— Start of Supplied entries —

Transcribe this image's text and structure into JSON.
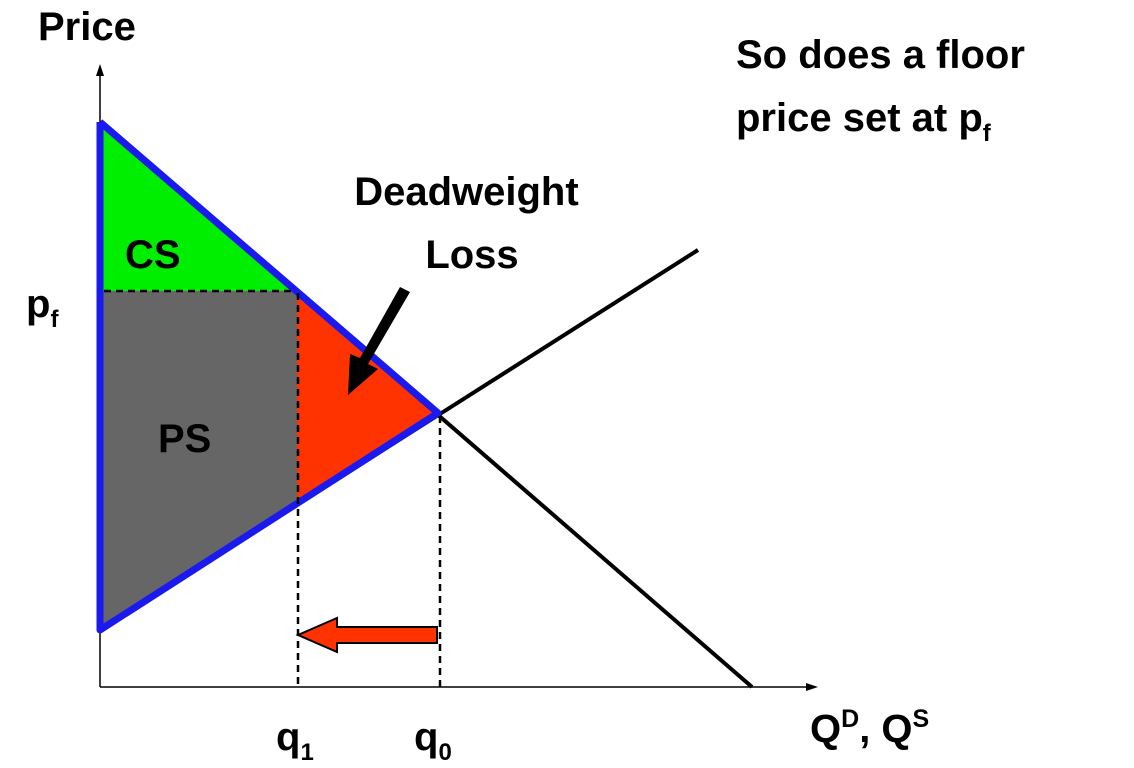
{
  "labels": {
    "y_axis": "Price",
    "x_axis_main": "Q",
    "x_axis_sup1": "D",
    "x_axis_sep": ", Q",
    "x_axis_sup2": "S",
    "price_floor_main": "p",
    "price_floor_sub": "f",
    "q1_main": "q",
    "q1_sub": "1",
    "q0_main": "q",
    "q0_sub": "0",
    "consumer_surplus": "CS",
    "producer_surplus": "PS",
    "deadweight_line1": "Deadweight",
    "deadweight_line2": "Loss",
    "caption_line1": "So does a floor",
    "caption_line2_main": "price set at p",
    "caption_line2_sub": "f"
  },
  "colors": {
    "consumer_surplus": "#00ee00",
    "producer_surplus": "#666666",
    "deadweight_loss": "#ff3300",
    "boundary": "#1a1aee",
    "curves": "#000000",
    "arrow": "#ff3300"
  }
}
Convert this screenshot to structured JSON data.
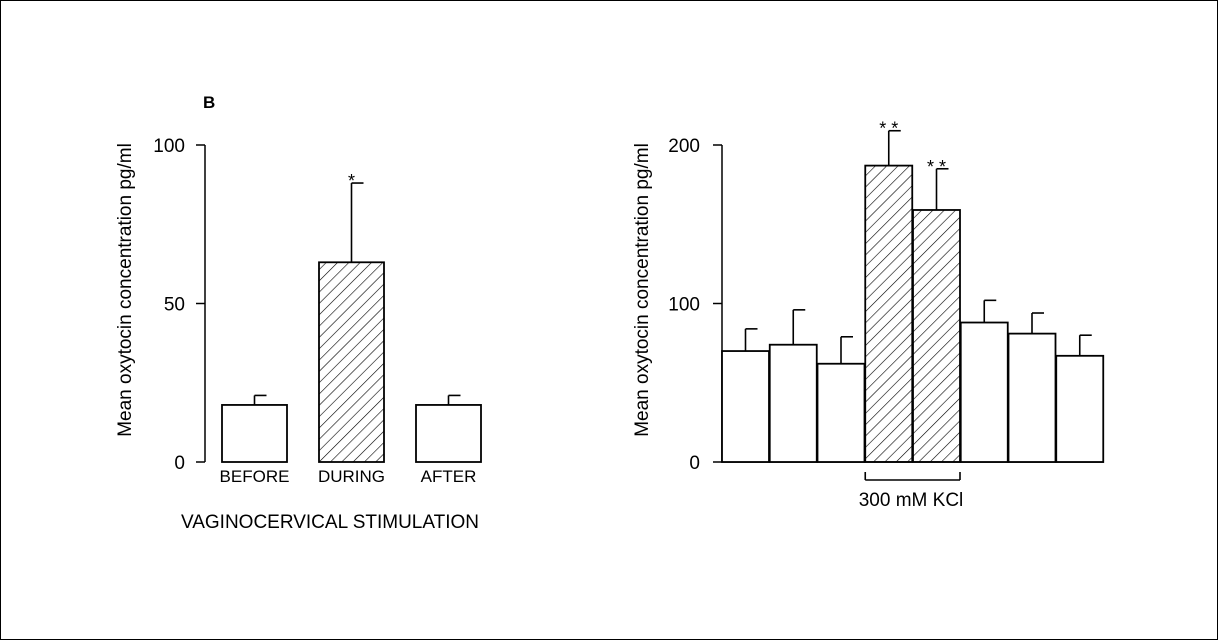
{
  "chart_data": [
    {
      "type": "bar",
      "panel_label": "B",
      "categories": [
        "BEFORE",
        "DURING",
        "AFTER"
      ],
      "values": [
        18,
        63,
        18
      ],
      "errors": [
        3,
        25,
        3
      ],
      "hatched": [
        false,
        true,
        false
      ],
      "significance": [
        "",
        "*",
        ""
      ],
      "ylabel": "Mean oxytocin concentration pg/ml",
      "xlabel": "VAGINOCERVICAL STIMULATION",
      "ylim": [
        0,
        100
      ],
      "yticks": [
        0,
        50,
        100
      ]
    },
    {
      "type": "bar",
      "values": [
        70,
        74,
        62,
        187,
        159,
        88,
        81,
        67
      ],
      "errors": [
        14,
        22,
        17,
        22,
        26,
        14,
        13,
        13
      ],
      "hatched": [
        false,
        false,
        false,
        true,
        true,
        false,
        false,
        false
      ],
      "significance": [
        "",
        "",
        "",
        "* *",
        "* *",
        "",
        "",
        ""
      ],
      "ylabel": "Mean oxytocin concentration pg/ml",
      "bracket_label": "300 mM KCl",
      "ylim": [
        0,
        200
      ],
      "yticks": [
        0,
        100,
        200
      ]
    }
  ]
}
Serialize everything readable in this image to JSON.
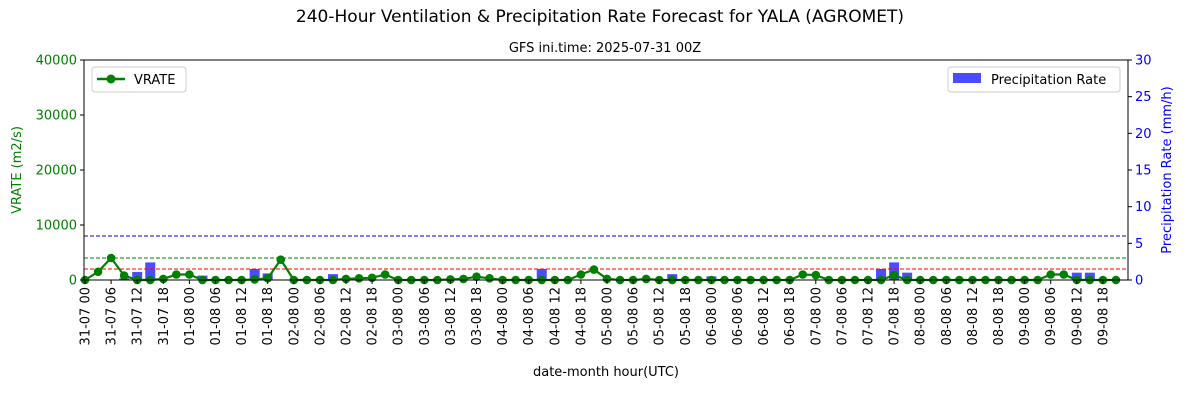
{
  "chart_data": {
    "type": "combo-line-bar",
    "title": "240-Hour Ventilation & Precipitation Rate Forecast for YALA (AGROMET)",
    "subtitle": "GFS ini.time: 2025-07-31 00Z",
    "xlabel": "date-month hour(UTC)",
    "ylabel_left": "VRATE (m2/s)",
    "ylabel_right": "Precipitation Rate (mm/h)",
    "ylim_left": [
      0,
      40000
    ],
    "ylim_right": [
      0,
      30
    ],
    "yticks_left": [
      "0",
      "10000",
      "20000",
      "30000",
      "40000"
    ],
    "yticks_right": [
      "0",
      "5",
      "10",
      "15",
      "20",
      "25",
      "30"
    ],
    "x_tick_labels": [
      "31-07 00",
      "31-07 06",
      "31-07 12",
      "31-07 18",
      "01-08 00",
      "01-08 06",
      "01-08 12",
      "01-08 18",
      "02-08 00",
      "02-08 06",
      "02-08 12",
      "02-08 18",
      "03-08 00",
      "03-08 06",
      "03-08 12",
      "03-08 18",
      "04-08 00",
      "04-08 06",
      "04-08 12",
      "04-08 18",
      "05-08 00",
      "05-08 06",
      "05-08 12",
      "05-08 18",
      "06-08 00",
      "06-08 06",
      "06-08 12",
      "06-08 18",
      "07-08 00",
      "07-08 06",
      "07-08 12",
      "07-08 18",
      "08-08 00",
      "08-08 06",
      "08-08 12",
      "08-08 18",
      "09-08 00",
      "09-08 06",
      "09-08 12",
      "09-08 18"
    ],
    "series": [
      {
        "name": "VRATE",
        "axis": "left",
        "color": "#008000",
        "values": [
          0,
          1500,
          4000,
          800,
          0,
          0,
          200,
          1000,
          1000,
          0,
          0,
          0,
          0,
          100,
          300,
          3700,
          0,
          0,
          0,
          0,
          200,
          300,
          400,
          1000,
          0,
          0,
          0,
          0,
          100,
          200,
          600,
          300,
          0,
          0,
          0,
          0,
          0,
          0,
          1000,
          1900,
          200,
          0,
          0,
          200,
          0,
          0,
          0,
          0,
          0,
          0,
          0,
          0,
          0,
          0,
          0,
          1000,
          900,
          0,
          0,
          0,
          0,
          0,
          900,
          0,
          0,
          0,
          0,
          0,
          0,
          0,
          0,
          0,
          0,
          0,
          1000,
          1000,
          0,
          0,
          0,
          0
        ]
      },
      {
        "name": "Precipitation Rate",
        "axis": "right",
        "color": "#0000ff",
        "values": [
          0,
          0,
          0,
          0.2,
          1.1,
          2.4,
          0,
          0,
          0,
          0.6,
          0,
          0,
          0,
          1.5,
          0.9,
          0,
          0,
          0,
          0,
          0.8,
          0,
          0,
          0,
          0,
          0,
          0,
          0,
          0,
          0,
          0,
          0,
          0,
          0,
          0,
          0,
          1.5,
          0,
          0,
          0,
          0,
          0,
          0,
          0,
          0,
          0,
          0.8,
          0,
          0,
          0.5,
          0,
          0,
          0,
          0,
          0,
          0,
          0,
          0,
          0,
          0,
          0,
          0,
          1.5,
          2.4,
          1.0,
          0,
          0,
          0,
          0,
          0,
          0,
          0,
          0,
          0,
          0,
          0,
          0,
          1.0,
          1.0,
          0,
          0
        ]
      }
    ],
    "reference_lines": [
      {
        "axis": "left",
        "value": 2000,
        "color": "#ff0000",
        "style": "dashed"
      },
      {
        "axis": "left",
        "value": 4000,
        "color": "#008000",
        "style": "dashed"
      },
      {
        "axis": "right",
        "value": 6,
        "color": "#0000ff",
        "style": "dashed"
      }
    ],
    "legend_left": "upper-left",
    "legend_right": "upper-right",
    "grid": false
  }
}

— End of Supplied entries —

**Problem:**
Copy out the entries verbatim and leave the images out.

**Exercise answer:**
Transcribe this image's text and structure into JSON.
{
  "labels": {
    "y_axis": "Price",
    "x_axis_main": "Q",
    "x_axis_sup1": "D",
    "x_axis_sep": ", Q",
    "x_axis_sup2": "S",
    "price_floor_main": "p",
    "price_floor_sub": "f",
    "q1_main": "q",
    "q1_sub": "1",
    "q0_main": "q",
    "q0_sub": "0",
    "consumer_surplus": "CS",
    "producer_surplus": "PS",
    "deadweight_line1": "Deadweight",
    "deadweight_line2": "Loss",
    "caption_line1": "So does a floor",
    "caption_line2_main": "price set at p",
    "caption_line2_sub": "f"
  },
  "colors": {
    "consumer_surplus": "#00ee00",
    "producer_surplus": "#666666",
    "deadweight_loss": "#ff3300",
    "boundary": "#1a1aee",
    "curves": "#000000",
    "arrow": "#ff3300"
  }
}
Convert this screenshot to structured JSON data.
{
  "chart_data": [
    {
      "type": "bar",
      "panel_label": "B",
      "categories": [
        "BEFORE",
        "DURING",
        "AFTER"
      ],
      "values": [
        18,
        63,
        18
      ],
      "errors": [
        3,
        25,
        3
      ],
      "hatched": [
        false,
        true,
        false
      ],
      "significance": [
        "",
        "*",
        ""
      ],
      "ylabel": "Mean oxytocin concentration pg/ml",
      "xlabel": "VAGINOCERVICAL STIMULATION",
      "ylim": [
        0,
        100
      ],
      "yticks": [
        0,
        50,
        100
      ]
    },
    {
      "type": "bar",
      "values": [
        70,
        74,
        62,
        187,
        159,
        88,
        81,
        67
      ],
      "errors": [
        14,
        22,
        17,
        22,
        26,
        14,
        13,
        13
      ],
      "hatched": [
        false,
        false,
        false,
        true,
        true,
        false,
        false,
        false
      ],
      "significance": [
        "",
        "",
        "",
        "* *",
        "* *",
        "",
        "",
        ""
      ],
      "ylabel": "Mean oxytocin concentration pg/ml",
      "bracket_label": "300 mM KCl",
      "ylim": [
        0,
        200
      ],
      "yticks": [
        0,
        100,
        200
      ]
    }
  ]
}
Serialize everything readable in this image to JSON.
{
  "chart_data": {
    "type": "combo-line-bar",
    "title": "240-Hour Ventilation & Precipitation Rate Forecast for YALA (AGROMET)",
    "subtitle": "GFS ini.time: 2025-07-31 00Z",
    "xlabel": "date-month hour(UTC)",
    "ylabel_left": "VRATE (m2/s)",
    "ylabel_right": "Precipitation Rate (mm/h)",
    "ylim_left": [
      0,
      40000
    ],
    "ylim_right": [
      0,
      30
    ],
    "yticks_left": [
      "0",
      "10000",
      "20000",
      "30000",
      "40000"
    ],
    "yticks_right": [
      "0",
      "5",
      "10",
      "15",
      "20",
      "25",
      "30"
    ],
    "x_tick_labels": [
      "31-07 00",
      "31-07 06",
      "31-07 12",
      "31-07 18",
      "01-08 00",
      "01-08 06",
      "01-08 12",
      "01-08 18",
      "02-08 00",
      "02-08 06",
      "02-08 12",
      "02-08 18",
      "03-08 00",
      "03-08 06",
      "03-08 12",
      "03-08 18",
      "04-08 00",
      "04-08 06",
      "04-08 12",
      "04-08 18",
      "05-08 00",
      "05-08 06",
      "05-08 12",
      "05-08 18",
      "06-08 00",
      "06-08 06",
      "06-08 12",
      "06-08 18",
      "07-08 00",
      "07-08 06",
      "07-08 12",
      "07-08 18",
      "08-08 00",
      "08-08 06",
      "08-08 12",
      "08-08 18",
      "09-08 00",
      "09-08 06",
      "09-08 12",
      "09-08 18"
    ],
    "series": [
      {
        "name": "VRATE",
        "axis": "left",
        "color": "#008000",
        "values": [
          0,
          1500,
          4000,
          800,
          0,
          0,
          200,
          1000,
          1000,
          0,
          0,
          0,
          0,
          100,
          300,
          3700,
          0,
          0,
          0,
          0,
          200,
          300,
          400,
          1000,
          0,
          0,
          0,
          0,
          100,
          200,
          600,
          300,
          0,
          0,
          0,
          0,
          0,
          0,
          1000,
          1900,
          200,
          0,
          0,
          200,
          0,
          0,
          0,
          0,
          0,
          0,
          0,
          0,
          0,
          0,
          0,
          1000,
          900,
          0,
          0,
          0,
          0,
          0,
          900,
          0,
          0,
          0,
          0,
          0,
          0,
          0,
          0,
          0,
          0,
          0,
          1000,
          1000,
          0,
          0,
          0,
          0
        ]
      },
      {
        "name": "Precipitation Rate",
        "axis": "right",
        "color": "#0000ff",
        "values": [
          0,
          0,
          0,
          0.2,
          1.1,
          2.4,
          0,
          0,
          0,
          0.6,
          0,
          0,
          0,
          1.5,
          0.9,
          0,
          0,
          0,
          0,
          0.8,
          0,
          0,
          0,
          0,
          0,
          0,
          0,
          0,
          0,
          0,
          0,
          0,
          0,
          0,
          0,
          1.5,
          0,
          0,
          0,
          0,
          0,
          0,
          0,
          0,
          0,
          0.8,
          0,
          0,
          0.5,
          0,
          0,
          0,
          0,
          0,
          0,
          0,
          0,
          0,
          0,
          0,
          0,
          1.5,
          2.4,
          1.0,
          0,
          0,
          0,
          0,
          0,
          0,
          0,
          0,
          0,
          0,
          0,
          0,
          1.0,
          1.0,
          0,
          0
        ]
      }
    ],
    "reference_lines": [
      {
        "axis": "left",
        "value": 2000,
        "color": "#ff0000",
        "style": "dashed"
      },
      {
        "axis": "left",
        "value": 4000,
        "color": "#008000",
        "style": "dashed"
      },
      {
        "axis": "right",
        "value": 6,
        "color": "#0000ff",
        "style": "dashed"
      }
    ],
    "legend_left": "upper-left",
    "legend_right": "upper-right",
    "grid": false
  }
}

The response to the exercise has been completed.